Dataset items

——————————

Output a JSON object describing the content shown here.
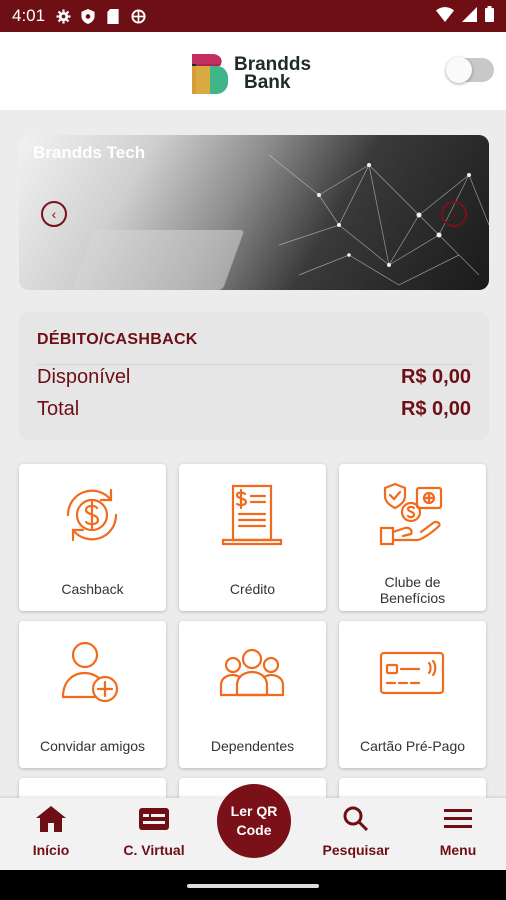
{
  "status_bar": {
    "time": "4:01"
  },
  "header": {
    "logo_line1": "Brandds",
    "logo_line2": "Bank",
    "brand_color": "#6e0f16"
  },
  "banner": {
    "title": "Brandds Tech"
  },
  "balance": {
    "title": "DÉBITO/CASHBACK",
    "rows": [
      {
        "label": "Disponível",
        "value": "R$ 0,00"
      },
      {
        "label": "Total",
        "value": "R$ 0,00"
      }
    ]
  },
  "tiles": [
    {
      "label": "Cashback",
      "icon": "cashback-icon"
    },
    {
      "label": "Crédito",
      "icon": "credit-receipt-icon"
    },
    {
      "label_line1": "Clube de",
      "label_line2": "Benefícios",
      "icon": "benefits-club-icon"
    },
    {
      "label": "Convidar amigos",
      "icon": "invite-friend-icon"
    },
    {
      "label": "Dependentes",
      "icon": "dependents-icon"
    },
    {
      "label": "Cartão Pré-Pago",
      "icon": "prepaid-card-icon"
    }
  ],
  "nav": {
    "home": "Início",
    "virtual_card": "C. Virtual",
    "qr_line1": "Ler QR",
    "qr_line2": "Code",
    "search": "Pesquisar",
    "menu": "Menu"
  },
  "accent_color": "#f26a1b"
}
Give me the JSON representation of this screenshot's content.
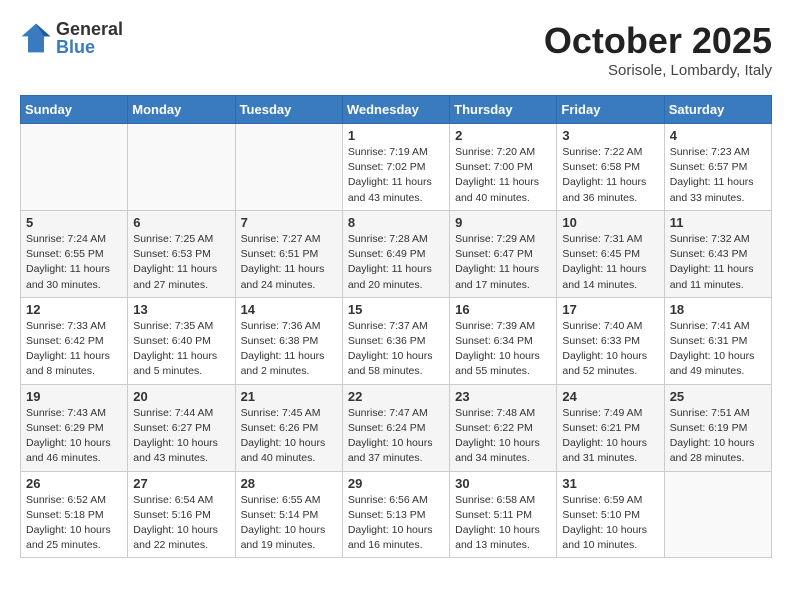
{
  "logo": {
    "general": "General",
    "blue": "Blue"
  },
  "title": "October 2025",
  "location": "Sorisole, Lombardy, Italy",
  "headers": [
    "Sunday",
    "Monday",
    "Tuesday",
    "Wednesday",
    "Thursday",
    "Friday",
    "Saturday"
  ],
  "weeks": [
    [
      {
        "num": "",
        "info": ""
      },
      {
        "num": "",
        "info": ""
      },
      {
        "num": "",
        "info": ""
      },
      {
        "num": "1",
        "info": "Sunrise: 7:19 AM\nSunset: 7:02 PM\nDaylight: 11 hours\nand 43 minutes."
      },
      {
        "num": "2",
        "info": "Sunrise: 7:20 AM\nSunset: 7:00 PM\nDaylight: 11 hours\nand 40 minutes."
      },
      {
        "num": "3",
        "info": "Sunrise: 7:22 AM\nSunset: 6:58 PM\nDaylight: 11 hours\nand 36 minutes."
      },
      {
        "num": "4",
        "info": "Sunrise: 7:23 AM\nSunset: 6:57 PM\nDaylight: 11 hours\nand 33 minutes."
      }
    ],
    [
      {
        "num": "5",
        "info": "Sunrise: 7:24 AM\nSunset: 6:55 PM\nDaylight: 11 hours\nand 30 minutes."
      },
      {
        "num": "6",
        "info": "Sunrise: 7:25 AM\nSunset: 6:53 PM\nDaylight: 11 hours\nand 27 minutes."
      },
      {
        "num": "7",
        "info": "Sunrise: 7:27 AM\nSunset: 6:51 PM\nDaylight: 11 hours\nand 24 minutes."
      },
      {
        "num": "8",
        "info": "Sunrise: 7:28 AM\nSunset: 6:49 PM\nDaylight: 11 hours\nand 20 minutes."
      },
      {
        "num": "9",
        "info": "Sunrise: 7:29 AM\nSunset: 6:47 PM\nDaylight: 11 hours\nand 17 minutes."
      },
      {
        "num": "10",
        "info": "Sunrise: 7:31 AM\nSunset: 6:45 PM\nDaylight: 11 hours\nand 14 minutes."
      },
      {
        "num": "11",
        "info": "Sunrise: 7:32 AM\nSunset: 6:43 PM\nDaylight: 11 hours\nand 11 minutes."
      }
    ],
    [
      {
        "num": "12",
        "info": "Sunrise: 7:33 AM\nSunset: 6:42 PM\nDaylight: 11 hours\nand 8 minutes."
      },
      {
        "num": "13",
        "info": "Sunrise: 7:35 AM\nSunset: 6:40 PM\nDaylight: 11 hours\nand 5 minutes."
      },
      {
        "num": "14",
        "info": "Sunrise: 7:36 AM\nSunset: 6:38 PM\nDaylight: 11 hours\nand 2 minutes."
      },
      {
        "num": "15",
        "info": "Sunrise: 7:37 AM\nSunset: 6:36 PM\nDaylight: 10 hours\nand 58 minutes."
      },
      {
        "num": "16",
        "info": "Sunrise: 7:39 AM\nSunset: 6:34 PM\nDaylight: 10 hours\nand 55 minutes."
      },
      {
        "num": "17",
        "info": "Sunrise: 7:40 AM\nSunset: 6:33 PM\nDaylight: 10 hours\nand 52 minutes."
      },
      {
        "num": "18",
        "info": "Sunrise: 7:41 AM\nSunset: 6:31 PM\nDaylight: 10 hours\nand 49 minutes."
      }
    ],
    [
      {
        "num": "19",
        "info": "Sunrise: 7:43 AM\nSunset: 6:29 PM\nDaylight: 10 hours\nand 46 minutes."
      },
      {
        "num": "20",
        "info": "Sunrise: 7:44 AM\nSunset: 6:27 PM\nDaylight: 10 hours\nand 43 minutes."
      },
      {
        "num": "21",
        "info": "Sunrise: 7:45 AM\nSunset: 6:26 PM\nDaylight: 10 hours\nand 40 minutes."
      },
      {
        "num": "22",
        "info": "Sunrise: 7:47 AM\nSunset: 6:24 PM\nDaylight: 10 hours\nand 37 minutes."
      },
      {
        "num": "23",
        "info": "Sunrise: 7:48 AM\nSunset: 6:22 PM\nDaylight: 10 hours\nand 34 minutes."
      },
      {
        "num": "24",
        "info": "Sunrise: 7:49 AM\nSunset: 6:21 PM\nDaylight: 10 hours\nand 31 minutes."
      },
      {
        "num": "25",
        "info": "Sunrise: 7:51 AM\nSunset: 6:19 PM\nDaylight: 10 hours\nand 28 minutes."
      }
    ],
    [
      {
        "num": "26",
        "info": "Sunrise: 6:52 AM\nSunset: 5:18 PM\nDaylight: 10 hours\nand 25 minutes."
      },
      {
        "num": "27",
        "info": "Sunrise: 6:54 AM\nSunset: 5:16 PM\nDaylight: 10 hours\nand 22 minutes."
      },
      {
        "num": "28",
        "info": "Sunrise: 6:55 AM\nSunset: 5:14 PM\nDaylight: 10 hours\nand 19 minutes."
      },
      {
        "num": "29",
        "info": "Sunrise: 6:56 AM\nSunset: 5:13 PM\nDaylight: 10 hours\nand 16 minutes."
      },
      {
        "num": "30",
        "info": "Sunrise: 6:58 AM\nSunset: 5:11 PM\nDaylight: 10 hours\nand 13 minutes."
      },
      {
        "num": "31",
        "info": "Sunrise: 6:59 AM\nSunset: 5:10 PM\nDaylight: 10 hours\nand 10 minutes."
      },
      {
        "num": "",
        "info": ""
      }
    ]
  ]
}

——————————

Your instructions: Above are records to transcribe exactly; leave their pictures out.

Solution below:
Output a JSON object describing the content shown here.
{
  "status_bar": {
    "time": "4:01"
  },
  "header": {
    "logo_line1": "Brandds",
    "logo_line2": "Bank",
    "brand_color": "#6e0f16"
  },
  "banner": {
    "title": "Brandds Tech"
  },
  "balance": {
    "title": "DÉBITO/CASHBACK",
    "rows": [
      {
        "label": "Disponível",
        "value": "R$ 0,00"
      },
      {
        "label": "Total",
        "value": "R$ 0,00"
      }
    ]
  },
  "tiles": [
    {
      "label": "Cashback",
      "icon": "cashback-icon"
    },
    {
      "label": "Crédito",
      "icon": "credit-receipt-icon"
    },
    {
      "label_line1": "Clube de",
      "label_line2": "Benefícios",
      "icon": "benefits-club-icon"
    },
    {
      "label": "Convidar amigos",
      "icon": "invite-friend-icon"
    },
    {
      "label": "Dependentes",
      "icon": "dependents-icon"
    },
    {
      "label": "Cartão Pré-Pago",
      "icon": "prepaid-card-icon"
    }
  ],
  "nav": {
    "home": "Início",
    "virtual_card": "C. Virtual",
    "qr_line1": "Ler QR",
    "qr_line2": "Code",
    "search": "Pesquisar",
    "menu": "Menu"
  },
  "accent_color": "#f26a1b"
}
Give me the JSON representation of this screenshot's content.
{
  "logo": {
    "general": "General",
    "blue": "Blue"
  },
  "title": "October 2025",
  "location": "Sorisole, Lombardy, Italy",
  "headers": [
    "Sunday",
    "Monday",
    "Tuesday",
    "Wednesday",
    "Thursday",
    "Friday",
    "Saturday"
  ],
  "weeks": [
    [
      {
        "num": "",
        "info": ""
      },
      {
        "num": "",
        "info": ""
      },
      {
        "num": "",
        "info": ""
      },
      {
        "num": "1",
        "info": "Sunrise: 7:19 AM\nSunset: 7:02 PM\nDaylight: 11 hours\nand 43 minutes."
      },
      {
        "num": "2",
        "info": "Sunrise: 7:20 AM\nSunset: 7:00 PM\nDaylight: 11 hours\nand 40 minutes."
      },
      {
        "num": "3",
        "info": "Sunrise: 7:22 AM\nSunset: 6:58 PM\nDaylight: 11 hours\nand 36 minutes."
      },
      {
        "num": "4",
        "info": "Sunrise: 7:23 AM\nSunset: 6:57 PM\nDaylight: 11 hours\nand 33 minutes."
      }
    ],
    [
      {
        "num": "5",
        "info": "Sunrise: 7:24 AM\nSunset: 6:55 PM\nDaylight: 11 hours\nand 30 minutes."
      },
      {
        "num": "6",
        "info": "Sunrise: 7:25 AM\nSunset: 6:53 PM\nDaylight: 11 hours\nand 27 minutes."
      },
      {
        "num": "7",
        "info": "Sunrise: 7:27 AM\nSunset: 6:51 PM\nDaylight: 11 hours\nand 24 minutes."
      },
      {
        "num": "8",
        "info": "Sunrise: 7:28 AM\nSunset: 6:49 PM\nDaylight: 11 hours\nand 20 minutes."
      },
      {
        "num": "9",
        "info": "Sunrise: 7:29 AM\nSunset: 6:47 PM\nDaylight: 11 hours\nand 17 minutes."
      },
      {
        "num": "10",
        "info": "Sunrise: 7:31 AM\nSunset: 6:45 PM\nDaylight: 11 hours\nand 14 minutes."
      },
      {
        "num": "11",
        "info": "Sunrise: 7:32 AM\nSunset: 6:43 PM\nDaylight: 11 hours\nand 11 minutes."
      }
    ],
    [
      {
        "num": "12",
        "info": "Sunrise: 7:33 AM\nSunset: 6:42 PM\nDaylight: 11 hours\nand 8 minutes."
      },
      {
        "num": "13",
        "info": "Sunrise: 7:35 AM\nSunset: 6:40 PM\nDaylight: 11 hours\nand 5 minutes."
      },
      {
        "num": "14",
        "info": "Sunrise: 7:36 AM\nSunset: 6:38 PM\nDaylight: 11 hours\nand 2 minutes."
      },
      {
        "num": "15",
        "info": "Sunrise: 7:37 AM\nSunset: 6:36 PM\nDaylight: 10 hours\nand 58 minutes."
      },
      {
        "num": "16",
        "info": "Sunrise: 7:39 AM\nSunset: 6:34 PM\nDaylight: 10 hours\nand 55 minutes."
      },
      {
        "num": "17",
        "info": "Sunrise: 7:40 AM\nSunset: 6:33 PM\nDaylight: 10 hours\nand 52 minutes."
      },
      {
        "num": "18",
        "info": "Sunrise: 7:41 AM\nSunset: 6:31 PM\nDaylight: 10 hours\nand 49 minutes."
      }
    ],
    [
      {
        "num": "19",
        "info": "Sunrise: 7:43 AM\nSunset: 6:29 PM\nDaylight: 10 hours\nand 46 minutes."
      },
      {
        "num": "20",
        "info": "Sunrise: 7:44 AM\nSunset: 6:27 PM\nDaylight: 10 hours\nand 43 minutes."
      },
      {
        "num": "21",
        "info": "Sunrise: 7:45 AM\nSunset: 6:26 PM\nDaylight: 10 hours\nand 40 minutes."
      },
      {
        "num": "22",
        "info": "Sunrise: 7:47 AM\nSunset: 6:24 PM\nDaylight: 10 hours\nand 37 minutes."
      },
      {
        "num": "23",
        "info": "Sunrise: 7:48 AM\nSunset: 6:22 PM\nDaylight: 10 hours\nand 34 minutes."
      },
      {
        "num": "24",
        "info": "Sunrise: 7:49 AM\nSunset: 6:21 PM\nDaylight: 10 hours\nand 31 minutes."
      },
      {
        "num": "25",
        "info": "Sunrise: 7:51 AM\nSunset: 6:19 PM\nDaylight: 10 hours\nand 28 minutes."
      }
    ],
    [
      {
        "num": "26",
        "info": "Sunrise: 6:52 AM\nSunset: 5:18 PM\nDaylight: 10 hours\nand 25 minutes."
      },
      {
        "num": "27",
        "info": "Sunrise: 6:54 AM\nSunset: 5:16 PM\nDaylight: 10 hours\nand 22 minutes."
      },
      {
        "num": "28",
        "info": "Sunrise: 6:55 AM\nSunset: 5:14 PM\nDaylight: 10 hours\nand 19 minutes."
      },
      {
        "num": "29",
        "info": "Sunrise: 6:56 AM\nSunset: 5:13 PM\nDaylight: 10 hours\nand 16 minutes."
      },
      {
        "num": "30",
        "info": "Sunrise: 6:58 AM\nSunset: 5:11 PM\nDaylight: 10 hours\nand 13 minutes."
      },
      {
        "num": "31",
        "info": "Sunrise: 6:59 AM\nSunset: 5:10 PM\nDaylight: 10 hours\nand 10 minutes."
      },
      {
        "num": "",
        "info": ""
      }
    ]
  ]
}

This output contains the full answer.